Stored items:
— start —
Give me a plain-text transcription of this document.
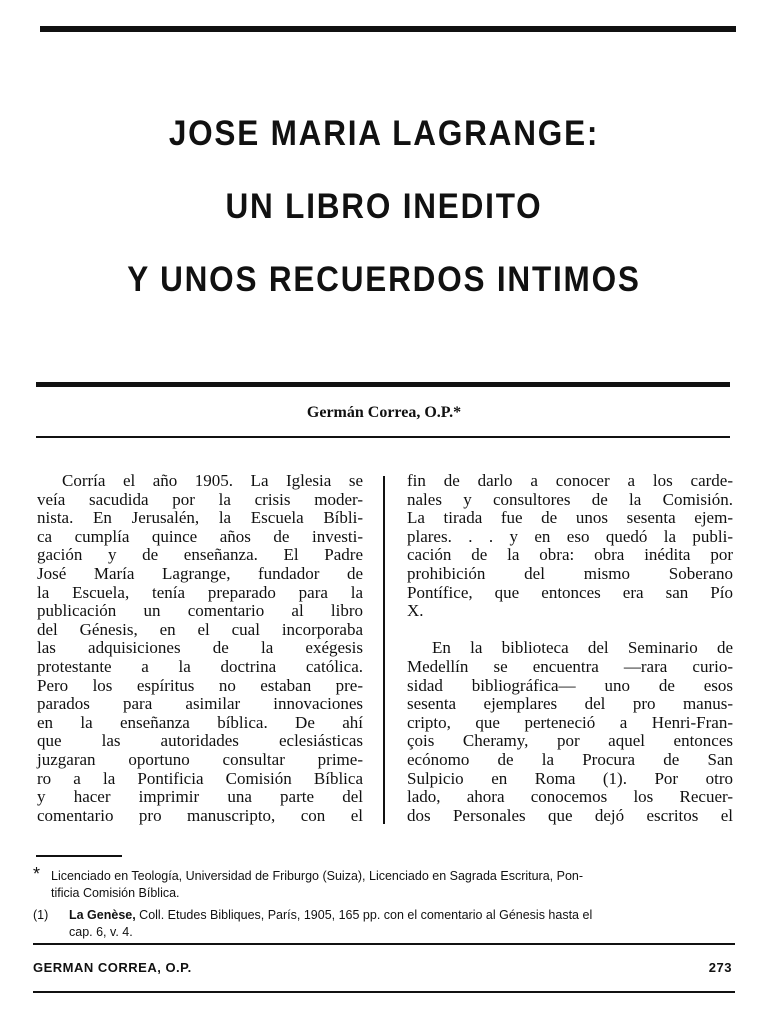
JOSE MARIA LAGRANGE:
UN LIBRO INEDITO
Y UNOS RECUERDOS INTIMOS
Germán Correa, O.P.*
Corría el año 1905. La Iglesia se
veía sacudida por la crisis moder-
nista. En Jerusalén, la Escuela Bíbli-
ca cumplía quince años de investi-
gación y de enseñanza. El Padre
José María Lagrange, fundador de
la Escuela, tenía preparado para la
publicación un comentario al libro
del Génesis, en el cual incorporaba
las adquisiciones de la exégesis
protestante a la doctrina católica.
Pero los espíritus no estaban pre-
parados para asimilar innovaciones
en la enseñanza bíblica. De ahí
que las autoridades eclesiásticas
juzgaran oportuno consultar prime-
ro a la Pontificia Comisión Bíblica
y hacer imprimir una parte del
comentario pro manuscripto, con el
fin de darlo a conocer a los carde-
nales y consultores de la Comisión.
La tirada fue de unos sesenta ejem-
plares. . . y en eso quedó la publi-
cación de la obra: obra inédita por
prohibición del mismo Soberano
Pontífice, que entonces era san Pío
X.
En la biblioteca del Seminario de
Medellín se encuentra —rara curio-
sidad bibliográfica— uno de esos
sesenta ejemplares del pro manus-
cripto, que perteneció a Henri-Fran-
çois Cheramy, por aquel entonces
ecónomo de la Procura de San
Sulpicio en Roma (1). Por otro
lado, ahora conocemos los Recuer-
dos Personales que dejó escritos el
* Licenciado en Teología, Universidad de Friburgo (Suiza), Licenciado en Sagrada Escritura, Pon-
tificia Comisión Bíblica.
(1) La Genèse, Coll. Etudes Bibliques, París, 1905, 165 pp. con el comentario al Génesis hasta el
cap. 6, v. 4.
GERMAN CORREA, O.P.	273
— end —
Each record above must be returned exactly as written, with its pictures omitted.

### COMPLETED TASK:
Give me a plain-text transcription of this document.
JOSE MARIA LAGRANGE:
UN LIBRO INEDITO
Y UNOS RECUERDOS INTIMOS
Germán Correa, O.P.*
Corría el año 1905. La Iglesia se
veía sacudida por la crisis moder-
nista. En Jerusalén, la Escuela Bíbli-
ca cumplía quince años de investi-
gación y de enseñanza. El Padre
José María Lagrange, fundador de
la Escuela, tenía preparado para la
publicación un comentario al libro
del Génesis, en el cual incorporaba
las adquisiciones de la exégesis
protestante a la doctrina católica.
Pero los espíritus no estaban pre-
parados para asimilar innovaciones
en la enseñanza bíblica. De ahí
que las autoridades eclesiásticas
juzgaran oportuno consultar prime-
ro a la Pontificia Comisión Bíblica
y hacer imprimir una parte del
comentario pro manuscripto, con el
fin de darlo a conocer a los carde-
nales y consultores de la Comisión.
La tirada fue de unos sesenta ejem-
plares. . . y en eso quedó la publi-
cación de la obra: obra inédita por
prohibición del mismo Soberano
Pontífice, que entonces era san Pío
X.
En la biblioteca del Seminario de
Medellín se encuentra —rara curio-
sidad bibliográfica— uno de esos
sesenta ejemplares del pro manus-
cripto, que perteneció a Henri-Fran-
çois Cheramy, por aquel entonces
ecónomo de la Procura de San
Sulpicio en Roma (1). Por otro
lado, ahora conocemos los Recuer-
dos Personales que dejó escritos el
* Licenciado en Teología, Universidad de Friburgo (Suiza), Licenciado en Sagrada Escritura, Pon-
tificia Comisión Bíblica.
(1) La Genèse, Coll. Etudes Bibliques, París, 1905, 165 pp. con el comentario al Génesis hasta el
cap. 6, v. 4.
GERMAN CORREA, O.P.	273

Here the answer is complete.